======== Given entries ========

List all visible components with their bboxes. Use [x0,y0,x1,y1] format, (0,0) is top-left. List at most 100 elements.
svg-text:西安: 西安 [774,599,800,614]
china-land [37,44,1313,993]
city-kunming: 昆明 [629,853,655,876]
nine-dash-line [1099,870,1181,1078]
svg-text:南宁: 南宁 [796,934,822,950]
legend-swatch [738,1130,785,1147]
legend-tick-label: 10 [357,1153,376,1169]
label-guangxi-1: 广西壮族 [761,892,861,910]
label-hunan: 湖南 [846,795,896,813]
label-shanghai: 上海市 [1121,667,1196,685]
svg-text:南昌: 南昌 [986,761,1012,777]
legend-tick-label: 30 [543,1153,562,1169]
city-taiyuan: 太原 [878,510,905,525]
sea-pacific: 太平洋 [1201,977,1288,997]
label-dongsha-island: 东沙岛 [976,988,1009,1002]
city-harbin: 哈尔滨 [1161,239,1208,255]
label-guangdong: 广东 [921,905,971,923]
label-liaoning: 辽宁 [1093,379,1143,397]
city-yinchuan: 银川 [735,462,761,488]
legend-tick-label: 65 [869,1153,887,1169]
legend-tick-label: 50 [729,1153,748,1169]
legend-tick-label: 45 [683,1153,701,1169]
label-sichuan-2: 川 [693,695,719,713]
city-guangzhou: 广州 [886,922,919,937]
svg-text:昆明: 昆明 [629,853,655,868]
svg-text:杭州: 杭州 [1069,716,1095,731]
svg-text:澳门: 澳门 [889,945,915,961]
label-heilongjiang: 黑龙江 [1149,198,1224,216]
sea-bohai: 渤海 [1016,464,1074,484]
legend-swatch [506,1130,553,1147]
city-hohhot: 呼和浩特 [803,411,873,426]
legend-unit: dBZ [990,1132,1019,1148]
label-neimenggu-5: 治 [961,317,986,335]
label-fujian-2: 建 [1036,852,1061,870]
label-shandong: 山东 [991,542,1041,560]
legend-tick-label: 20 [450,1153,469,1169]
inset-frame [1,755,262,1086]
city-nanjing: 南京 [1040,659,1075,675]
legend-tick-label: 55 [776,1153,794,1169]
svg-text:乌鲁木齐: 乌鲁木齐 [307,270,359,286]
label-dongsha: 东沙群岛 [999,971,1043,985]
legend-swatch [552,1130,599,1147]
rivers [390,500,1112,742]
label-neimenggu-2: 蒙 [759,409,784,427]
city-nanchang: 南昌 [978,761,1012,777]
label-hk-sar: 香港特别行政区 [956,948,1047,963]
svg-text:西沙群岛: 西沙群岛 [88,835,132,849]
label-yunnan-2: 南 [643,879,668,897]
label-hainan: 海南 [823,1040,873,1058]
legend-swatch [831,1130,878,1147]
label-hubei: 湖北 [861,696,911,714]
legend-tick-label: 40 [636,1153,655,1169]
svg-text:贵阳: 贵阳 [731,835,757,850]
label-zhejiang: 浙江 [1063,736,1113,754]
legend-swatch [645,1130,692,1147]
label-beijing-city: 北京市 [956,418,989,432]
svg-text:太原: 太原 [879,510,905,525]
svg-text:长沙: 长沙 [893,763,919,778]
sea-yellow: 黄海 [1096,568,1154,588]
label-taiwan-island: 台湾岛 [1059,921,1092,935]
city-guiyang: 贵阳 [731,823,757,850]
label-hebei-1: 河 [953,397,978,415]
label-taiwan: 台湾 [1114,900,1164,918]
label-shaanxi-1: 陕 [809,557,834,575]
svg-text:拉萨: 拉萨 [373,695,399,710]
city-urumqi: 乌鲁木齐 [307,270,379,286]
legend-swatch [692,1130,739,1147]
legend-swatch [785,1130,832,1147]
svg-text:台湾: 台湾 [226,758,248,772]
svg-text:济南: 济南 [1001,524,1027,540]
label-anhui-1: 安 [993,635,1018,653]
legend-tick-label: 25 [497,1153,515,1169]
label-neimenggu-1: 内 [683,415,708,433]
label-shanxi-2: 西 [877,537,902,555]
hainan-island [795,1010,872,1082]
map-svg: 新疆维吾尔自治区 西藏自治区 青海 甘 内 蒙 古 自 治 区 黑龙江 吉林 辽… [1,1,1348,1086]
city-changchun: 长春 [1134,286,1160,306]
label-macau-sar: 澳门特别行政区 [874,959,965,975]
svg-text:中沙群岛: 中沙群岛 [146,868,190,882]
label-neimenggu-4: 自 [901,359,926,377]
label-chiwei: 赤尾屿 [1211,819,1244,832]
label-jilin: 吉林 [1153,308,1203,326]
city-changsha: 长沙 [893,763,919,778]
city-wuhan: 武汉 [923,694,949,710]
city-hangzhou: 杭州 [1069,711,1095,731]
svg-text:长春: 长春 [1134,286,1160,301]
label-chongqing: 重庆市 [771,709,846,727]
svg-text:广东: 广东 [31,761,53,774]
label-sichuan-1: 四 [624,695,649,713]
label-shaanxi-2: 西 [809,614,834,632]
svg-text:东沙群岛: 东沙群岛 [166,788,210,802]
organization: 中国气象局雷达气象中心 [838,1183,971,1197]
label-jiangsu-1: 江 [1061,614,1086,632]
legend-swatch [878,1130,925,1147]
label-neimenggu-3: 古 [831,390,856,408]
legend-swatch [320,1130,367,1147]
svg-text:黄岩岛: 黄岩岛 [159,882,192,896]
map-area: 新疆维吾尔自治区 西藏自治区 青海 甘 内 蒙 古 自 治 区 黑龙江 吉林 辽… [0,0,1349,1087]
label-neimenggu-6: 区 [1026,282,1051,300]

========

Reproduce each line of the material above without any changes.

List all visible components with their bboxes. Use [x0,y0,x1,y1] format, (0,0) is top-left. List at most 100 elements.
svg-text:西安: 西安 [774,599,800,614]
china-land [37,44,1313,993]
city-kunming: 昆明 [629,853,655,876]
nine-dash-line [1099,870,1181,1078]
svg-text:南宁: 南宁 [796,934,822,950]
legend-swatch [738,1130,785,1147]
legend-tick-label: 10 [357,1153,376,1169]
label-guangxi-1: 广西壮族 [761,892,861,910]
label-hunan: 湖南 [846,795,896,813]
label-shanghai: 上海市 [1121,667,1196,685]
svg-text:南昌: 南昌 [986,761,1012,777]
legend-tick-label: 30 [543,1153,562,1169]
city-taiyuan: 太原 [878,510,905,525]
sea-pacific: 太平洋 [1201,977,1288,997]
label-dongsha-island: 东沙岛 [976,988,1009,1002]
city-harbin: 哈尔滨 [1161,239,1208,255]
label-guangdong: 广东 [921,905,971,923]
label-liaoning: 辽宁 [1093,379,1143,397]
city-yinchuan: 银川 [735,462,761,488]
legend-tick-label: 65 [869,1153,887,1169]
legend-tick-label: 50 [729,1153,748,1169]
legend-tick-label: 45 [683,1153,701,1169]
label-sichuan-2: 川 [693,695,719,713]
city-guangzhou: 广州 [886,922,919,937]
svg-text:昆明: 昆明 [629,853,655,868]
svg-text:杭州: 杭州 [1069,716,1095,731]
svg-text:澳门: 澳门 [889,945,915,961]
label-heilongjiang: 黑龙江 [1149,198,1224,216]
sea-bohai: 渤海 [1016,464,1074,484]
legend-swatch [506,1130,553,1147]
city-hohhot: 呼和浩特 [803,411,873,426]
legend-unit: dBZ [990,1132,1019,1148]
label-neimenggu-5: 治 [961,317,986,335]
label-fujian-2: 建 [1036,852,1061,870]
label-shandong: 山东 [991,542,1041,560]
legend-tick-label: 20 [450,1153,469,1169]
inset-frame [1,755,262,1086]
city-nanjing: 南京 [1040,659,1075,675]
legend-tick-label: 55 [776,1153,794,1169]
svg-text:乌鲁木齐: 乌鲁木齐 [307,270,359,286]
label-dongsha: 东沙群岛 [999,971,1043,985]
legend-swatch [552,1130,599,1147]
rivers [390,500,1112,742]
label-neimenggu-2: 蒙 [759,409,784,427]
city-nanchang: 南昌 [978,761,1012,777]
label-hk-sar: 香港特别行政区 [956,948,1047,963]
svg-text:西沙群岛: 西沙群岛 [88,835,132,849]
label-yunnan-2: 南 [643,879,668,897]
label-hainan: 海南 [823,1040,873,1058]
legend-swatch [831,1130,878,1147]
label-hubei: 湖北 [861,696,911,714]
legend-tick-label: 40 [636,1153,655,1169]
svg-text:贵阳: 贵阳 [731,835,757,850]
label-zhejiang: 浙江 [1063,736,1113,754]
legend-swatch [645,1130,692,1147]
label-beijing-city: 北京市 [956,418,989,432]
svg-text:太原: 太原 [879,510,905,525]
svg-text:长沙: 长沙 [893,763,919,778]
sea-yellow: 黄海 [1096,568,1154,588]
label-taiwan-island: 台湾岛 [1059,921,1092,935]
city-guiyang: 贵阳 [731,823,757,850]
label-hebei-1: 河 [953,397,978,415]
label-taiwan: 台湾 [1114,900,1164,918]
label-shaanxi-1: 陕 [809,557,834,575]
svg-text:拉萨: 拉萨 [373,695,399,710]
city-urumqi: 乌鲁木齐 [307,270,379,286]
legend-swatch [692,1130,739,1147]
legend-swatch [785,1130,832,1147]
svg-text:台湾: 台湾 [226,758,248,772]
svg-text:济南: 济南 [1001,524,1027,540]
label-anhui-1: 安 [993,635,1018,653]
legend-tick-label: 25 [497,1153,515,1169]
label-neimenggu-1: 内 [683,415,708,433]
label-shanxi-2: 西 [877,537,902,555]
hainan-island [795,1010,872,1082]
map-svg: 新疆维吾尔自治区 西藏自治区 青海 甘 内 蒙 古 自 治 区 黑龙江 吉林 辽… [1,1,1348,1086]
city-changchun: 长春 [1134,286,1160,306]
label-macau-sar: 澳门特别行政区 [874,959,965,975]
svg-text:中沙群岛: 中沙群岛 [146,868,190,882]
label-neimenggu-4: 自 [901,359,926,377]
label-chiwei: 赤尾屿 [1211,819,1244,832]
label-jilin: 吉林 [1153,308,1203,326]
city-changsha: 长沙 [893,763,919,778]
city-wuhan: 武汉 [923,694,949,710]
city-hangzhou: 杭州 [1069,711,1095,731]
svg-text:长春: 长春 [1134,286,1160,301]
label-chongqing: 重庆市 [771,709,846,727]
svg-text:广东: 广东 [31,761,53,774]
label-sichuan-1: 四 [624,695,649,713]
label-shaanxi-2: 西 [809,614,834,632]
svg-text:东沙群岛: 东沙群岛 [166,788,210,802]
organization: 中国气象局雷达气象中心 [838,1183,971,1197]
label-jiangsu-1: 江 [1061,614,1086,632]
legend-swatch [878,1130,925,1147]
label-neimenggu-3: 古 [831,390,856,408]
legend-swatch [320,1130,367,1147]
svg-text:黄岩岛: 黄岩岛 [159,882,192,896]
map-area: 新疆维吾尔自治区 西藏自治区 青海 甘 内 蒙 古 自 治 区 黑龙江 吉林 辽… [0,0,1349,1087]
label-neimenggu-6: 区 [1026,282,1051,300]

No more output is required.